▸ Your goal
The listing must be reproduced in full, exactly as it stands.

:: Records for the exercise

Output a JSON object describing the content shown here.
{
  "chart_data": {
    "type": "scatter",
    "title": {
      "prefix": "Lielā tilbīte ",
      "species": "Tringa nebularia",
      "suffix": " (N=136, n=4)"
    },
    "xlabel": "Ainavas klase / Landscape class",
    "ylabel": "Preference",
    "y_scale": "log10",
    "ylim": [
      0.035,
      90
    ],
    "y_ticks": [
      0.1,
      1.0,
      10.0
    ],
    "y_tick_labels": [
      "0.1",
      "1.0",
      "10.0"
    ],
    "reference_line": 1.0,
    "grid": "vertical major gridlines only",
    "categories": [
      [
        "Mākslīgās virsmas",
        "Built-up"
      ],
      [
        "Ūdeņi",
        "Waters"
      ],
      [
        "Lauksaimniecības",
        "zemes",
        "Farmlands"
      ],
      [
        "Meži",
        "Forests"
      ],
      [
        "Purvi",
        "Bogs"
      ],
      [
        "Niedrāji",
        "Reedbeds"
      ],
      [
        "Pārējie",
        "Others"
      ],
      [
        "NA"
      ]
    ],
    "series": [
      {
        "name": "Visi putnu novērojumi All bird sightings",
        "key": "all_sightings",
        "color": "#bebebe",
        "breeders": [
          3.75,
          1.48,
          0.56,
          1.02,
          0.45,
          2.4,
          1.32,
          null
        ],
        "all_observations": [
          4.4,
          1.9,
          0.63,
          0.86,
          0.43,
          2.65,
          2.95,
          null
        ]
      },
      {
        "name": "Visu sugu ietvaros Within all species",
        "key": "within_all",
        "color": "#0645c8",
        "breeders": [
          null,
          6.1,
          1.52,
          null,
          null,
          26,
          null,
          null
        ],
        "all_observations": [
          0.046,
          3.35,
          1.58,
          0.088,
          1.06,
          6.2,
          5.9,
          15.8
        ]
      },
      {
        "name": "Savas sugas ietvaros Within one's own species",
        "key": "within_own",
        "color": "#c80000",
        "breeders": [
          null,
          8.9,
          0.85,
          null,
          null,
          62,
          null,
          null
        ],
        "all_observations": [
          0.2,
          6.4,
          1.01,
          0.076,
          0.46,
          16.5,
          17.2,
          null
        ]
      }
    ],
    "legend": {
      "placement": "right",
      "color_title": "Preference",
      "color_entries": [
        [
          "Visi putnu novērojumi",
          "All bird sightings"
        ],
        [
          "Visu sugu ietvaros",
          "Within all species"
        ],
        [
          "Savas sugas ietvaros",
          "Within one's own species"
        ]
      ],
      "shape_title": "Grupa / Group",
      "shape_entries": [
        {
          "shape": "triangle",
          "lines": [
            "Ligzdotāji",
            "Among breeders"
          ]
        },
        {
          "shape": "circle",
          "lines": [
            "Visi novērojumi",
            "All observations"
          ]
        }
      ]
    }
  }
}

::::

▸ Solution to the problem
Output a JSON object describing the content shown here.
{
  "chart_data": {
    "type": "scatter",
    "title": {
      "prefix": "Lielā tilbīte ",
      "species": "Tringa nebularia",
      "suffix": " (N=136, n=4)"
    },
    "xlabel": "Ainavas klase / Landscape class",
    "ylabel": "Preference",
    "y_scale": "log10",
    "ylim": [
      0.035,
      90
    ],
    "y_ticks": [
      0.1,
      1.0,
      10.0
    ],
    "y_tick_labels": [
      "0.1",
      "1.0",
      "10.0"
    ],
    "reference_line": 1.0,
    "grid": "vertical major gridlines only",
    "categories": [
      [
        "Mākslīgās virsmas",
        "Built-up"
      ],
      [
        "Ūdeņi",
        "Waters"
      ],
      [
        "Lauksaimniecības",
        "zemes",
        "Farmlands"
      ],
      [
        "Meži",
        "Forests"
      ],
      [
        "Purvi",
        "Bogs"
      ],
      [
        "Niedrāji",
        "Reedbeds"
      ],
      [
        "Pārējie",
        "Others"
      ],
      [
        "NA"
      ]
    ],
    "series": [
      {
        "name": "Visi putnu novērojumi All bird sightings",
        "key": "all_sightings",
        "color": "#bebebe",
        "breeders": [
          3.75,
          1.48,
          0.56,
          1.02,
          0.45,
          2.4,
          1.32,
          null
        ],
        "all_observations": [
          4.4,
          1.9,
          0.63,
          0.86,
          0.43,
          2.65,
          2.95,
          null
        ]
      },
      {
        "name": "Visu sugu ietvaros Within all species",
        "key": "within_all",
        "color": "#0645c8",
        "breeders": [
          null,
          6.1,
          1.52,
          null,
          null,
          26,
          null,
          null
        ],
        "all_observations": [
          0.046,
          3.35,
          1.58,
          0.088,
          1.06,
          6.2,
          5.9,
          15.8
        ]
      },
      {
        "name": "Savas sugas ietvaros Within one's own species",
        "key": "within_own",
        "color": "#c80000",
        "breeders": [
          null,
          8.9,
          0.85,
          null,
          null,
          62,
          null,
          null
        ],
        "all_observations": [
          0.2,
          6.4,
          1.01,
          0.076,
          0.46,
          16.5,
          17.2,
          null
        ]
      }
    ],
    "legend": {
      "placement": "right",
      "color_title": "Preference",
      "color_entries": [
        [
          "Visi putnu novērojumi",
          "All bird sightings"
        ],
        [
          "Visu sugu ietvaros",
          "Within all species"
        ],
        [
          "Savas sugas ietvaros",
          "Within one's own species"
        ]
      ],
      "shape_title": "Grupa / Group",
      "shape_entries": [
        {
          "shape": "triangle",
          "lines": [
            "Ligzdotāji",
            "Among breeders"
          ]
        },
        {
          "shape": "circle",
          "lines": [
            "Visi novērojumi",
            "All observations"
          ]
        }
      ]
    }
  }
}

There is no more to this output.